Stored items
______

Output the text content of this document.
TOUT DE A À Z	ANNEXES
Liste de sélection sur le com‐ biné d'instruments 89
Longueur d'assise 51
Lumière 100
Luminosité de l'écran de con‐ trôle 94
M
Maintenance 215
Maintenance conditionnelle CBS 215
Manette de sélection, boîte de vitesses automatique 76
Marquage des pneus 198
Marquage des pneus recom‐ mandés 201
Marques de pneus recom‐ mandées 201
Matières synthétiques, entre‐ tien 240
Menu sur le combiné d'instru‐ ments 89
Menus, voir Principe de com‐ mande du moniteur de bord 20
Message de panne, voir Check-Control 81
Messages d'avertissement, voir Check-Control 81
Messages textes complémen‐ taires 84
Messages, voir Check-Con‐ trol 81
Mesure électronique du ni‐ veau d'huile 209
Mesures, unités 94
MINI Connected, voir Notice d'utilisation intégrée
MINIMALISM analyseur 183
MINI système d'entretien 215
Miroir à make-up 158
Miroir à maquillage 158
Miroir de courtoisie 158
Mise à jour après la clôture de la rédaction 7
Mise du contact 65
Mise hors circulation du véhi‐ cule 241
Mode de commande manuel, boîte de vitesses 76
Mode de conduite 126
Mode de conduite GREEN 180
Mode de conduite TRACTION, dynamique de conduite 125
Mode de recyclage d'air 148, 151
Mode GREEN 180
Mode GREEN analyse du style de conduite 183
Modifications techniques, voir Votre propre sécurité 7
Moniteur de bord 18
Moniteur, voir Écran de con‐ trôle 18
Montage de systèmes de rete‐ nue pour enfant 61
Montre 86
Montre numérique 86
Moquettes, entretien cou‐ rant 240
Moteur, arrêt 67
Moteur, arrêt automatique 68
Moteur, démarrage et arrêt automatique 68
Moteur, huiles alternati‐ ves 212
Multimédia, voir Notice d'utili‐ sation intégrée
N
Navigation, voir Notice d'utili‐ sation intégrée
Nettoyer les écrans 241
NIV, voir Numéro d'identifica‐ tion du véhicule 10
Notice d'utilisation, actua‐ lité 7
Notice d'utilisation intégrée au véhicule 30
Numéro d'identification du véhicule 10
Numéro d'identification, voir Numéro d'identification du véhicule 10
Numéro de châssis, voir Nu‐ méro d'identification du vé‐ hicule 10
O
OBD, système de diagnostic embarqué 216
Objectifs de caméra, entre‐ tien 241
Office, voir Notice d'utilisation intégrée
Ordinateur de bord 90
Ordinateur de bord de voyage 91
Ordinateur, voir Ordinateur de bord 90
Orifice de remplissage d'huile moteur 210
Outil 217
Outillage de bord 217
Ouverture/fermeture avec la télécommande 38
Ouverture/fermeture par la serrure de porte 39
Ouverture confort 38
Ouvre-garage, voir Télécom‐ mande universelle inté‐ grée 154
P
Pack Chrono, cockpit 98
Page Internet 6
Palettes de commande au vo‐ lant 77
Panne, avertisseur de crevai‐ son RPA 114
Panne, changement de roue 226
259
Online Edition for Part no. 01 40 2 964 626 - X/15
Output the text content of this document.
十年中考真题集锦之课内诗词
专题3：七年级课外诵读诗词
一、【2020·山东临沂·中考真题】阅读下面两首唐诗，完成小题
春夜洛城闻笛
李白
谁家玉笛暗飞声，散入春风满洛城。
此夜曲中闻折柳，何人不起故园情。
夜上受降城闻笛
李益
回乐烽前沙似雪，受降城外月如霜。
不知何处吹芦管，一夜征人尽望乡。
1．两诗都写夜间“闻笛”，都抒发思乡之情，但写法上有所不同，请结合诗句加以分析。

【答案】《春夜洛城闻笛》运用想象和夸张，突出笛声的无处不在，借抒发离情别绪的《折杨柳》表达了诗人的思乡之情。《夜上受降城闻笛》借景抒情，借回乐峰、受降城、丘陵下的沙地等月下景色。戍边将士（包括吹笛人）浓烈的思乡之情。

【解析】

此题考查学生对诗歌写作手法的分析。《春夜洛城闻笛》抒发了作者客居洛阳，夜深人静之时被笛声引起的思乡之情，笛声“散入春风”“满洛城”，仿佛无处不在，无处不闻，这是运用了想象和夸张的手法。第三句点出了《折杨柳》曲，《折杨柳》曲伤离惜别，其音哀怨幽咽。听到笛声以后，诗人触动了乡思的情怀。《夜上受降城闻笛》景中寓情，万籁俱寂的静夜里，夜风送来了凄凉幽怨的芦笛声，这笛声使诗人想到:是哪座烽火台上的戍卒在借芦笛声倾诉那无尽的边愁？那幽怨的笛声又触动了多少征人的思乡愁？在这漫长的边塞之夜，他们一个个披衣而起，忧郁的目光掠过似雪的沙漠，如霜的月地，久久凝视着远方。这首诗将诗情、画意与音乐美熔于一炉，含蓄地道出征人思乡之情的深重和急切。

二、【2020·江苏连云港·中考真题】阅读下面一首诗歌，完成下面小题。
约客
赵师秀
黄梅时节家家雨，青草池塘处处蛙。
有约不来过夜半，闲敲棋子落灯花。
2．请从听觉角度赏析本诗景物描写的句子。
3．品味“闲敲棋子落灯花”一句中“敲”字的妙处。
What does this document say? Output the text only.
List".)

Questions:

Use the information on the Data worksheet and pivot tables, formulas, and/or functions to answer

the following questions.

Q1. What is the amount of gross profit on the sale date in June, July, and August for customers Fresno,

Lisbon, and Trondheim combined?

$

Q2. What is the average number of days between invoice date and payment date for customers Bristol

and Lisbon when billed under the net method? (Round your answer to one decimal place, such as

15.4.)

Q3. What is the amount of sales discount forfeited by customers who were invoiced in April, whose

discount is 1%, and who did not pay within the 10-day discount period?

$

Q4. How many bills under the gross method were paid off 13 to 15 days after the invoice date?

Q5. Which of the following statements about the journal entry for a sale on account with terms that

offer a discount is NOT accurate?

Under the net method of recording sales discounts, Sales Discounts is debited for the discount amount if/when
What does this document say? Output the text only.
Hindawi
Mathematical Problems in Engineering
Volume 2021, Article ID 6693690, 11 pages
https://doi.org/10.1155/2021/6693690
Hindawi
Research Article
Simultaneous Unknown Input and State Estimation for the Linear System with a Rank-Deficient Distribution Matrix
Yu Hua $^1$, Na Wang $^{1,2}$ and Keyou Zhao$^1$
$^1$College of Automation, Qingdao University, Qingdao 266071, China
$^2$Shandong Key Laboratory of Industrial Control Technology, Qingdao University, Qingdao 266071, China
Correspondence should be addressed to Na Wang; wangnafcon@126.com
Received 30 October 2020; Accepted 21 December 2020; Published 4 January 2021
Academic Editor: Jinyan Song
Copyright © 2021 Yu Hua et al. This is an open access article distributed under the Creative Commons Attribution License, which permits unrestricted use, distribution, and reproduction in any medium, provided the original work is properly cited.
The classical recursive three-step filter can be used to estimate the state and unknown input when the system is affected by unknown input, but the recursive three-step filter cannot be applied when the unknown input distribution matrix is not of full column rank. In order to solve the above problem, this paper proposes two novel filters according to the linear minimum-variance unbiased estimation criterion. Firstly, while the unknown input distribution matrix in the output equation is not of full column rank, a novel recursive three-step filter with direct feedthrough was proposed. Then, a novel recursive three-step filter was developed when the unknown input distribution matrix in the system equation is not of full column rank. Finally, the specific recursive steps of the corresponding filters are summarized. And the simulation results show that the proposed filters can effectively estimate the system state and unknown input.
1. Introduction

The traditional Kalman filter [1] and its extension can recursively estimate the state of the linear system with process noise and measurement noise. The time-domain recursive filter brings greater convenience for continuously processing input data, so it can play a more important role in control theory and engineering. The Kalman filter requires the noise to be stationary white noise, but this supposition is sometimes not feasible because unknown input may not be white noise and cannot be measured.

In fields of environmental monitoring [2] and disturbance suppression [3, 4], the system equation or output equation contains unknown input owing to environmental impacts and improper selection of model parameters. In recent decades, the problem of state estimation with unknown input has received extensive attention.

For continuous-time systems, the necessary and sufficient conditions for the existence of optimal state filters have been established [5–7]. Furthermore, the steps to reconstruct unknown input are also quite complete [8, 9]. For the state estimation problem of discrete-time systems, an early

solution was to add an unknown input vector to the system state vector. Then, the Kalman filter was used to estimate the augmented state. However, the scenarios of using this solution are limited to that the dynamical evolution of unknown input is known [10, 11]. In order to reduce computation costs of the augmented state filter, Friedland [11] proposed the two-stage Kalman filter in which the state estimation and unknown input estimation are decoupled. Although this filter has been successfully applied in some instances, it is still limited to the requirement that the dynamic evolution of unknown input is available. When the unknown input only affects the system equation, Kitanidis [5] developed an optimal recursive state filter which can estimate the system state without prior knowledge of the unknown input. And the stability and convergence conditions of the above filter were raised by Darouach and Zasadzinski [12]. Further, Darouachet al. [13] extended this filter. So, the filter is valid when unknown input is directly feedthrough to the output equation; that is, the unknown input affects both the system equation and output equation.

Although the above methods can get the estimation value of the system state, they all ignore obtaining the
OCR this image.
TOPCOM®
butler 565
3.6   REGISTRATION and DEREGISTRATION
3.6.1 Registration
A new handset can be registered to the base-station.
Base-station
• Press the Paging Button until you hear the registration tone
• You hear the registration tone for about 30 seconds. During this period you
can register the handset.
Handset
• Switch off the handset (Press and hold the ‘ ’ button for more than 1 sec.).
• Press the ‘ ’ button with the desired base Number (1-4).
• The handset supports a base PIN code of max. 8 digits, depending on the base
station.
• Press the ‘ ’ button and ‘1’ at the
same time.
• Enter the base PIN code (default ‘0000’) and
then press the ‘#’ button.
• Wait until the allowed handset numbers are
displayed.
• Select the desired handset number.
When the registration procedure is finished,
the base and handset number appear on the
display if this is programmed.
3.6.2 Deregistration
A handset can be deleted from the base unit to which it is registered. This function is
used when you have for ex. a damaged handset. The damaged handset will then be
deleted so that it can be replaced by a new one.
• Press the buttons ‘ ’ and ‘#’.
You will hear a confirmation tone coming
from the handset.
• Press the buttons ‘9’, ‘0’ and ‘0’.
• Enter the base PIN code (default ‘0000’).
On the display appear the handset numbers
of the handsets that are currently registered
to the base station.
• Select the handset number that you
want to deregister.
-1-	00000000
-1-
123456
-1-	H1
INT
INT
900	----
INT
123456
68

______

◆ **TASK DIRECTIONS**
Count the lines of the material that include the word "conduite", then state only the total.

◆ **RESULT**
4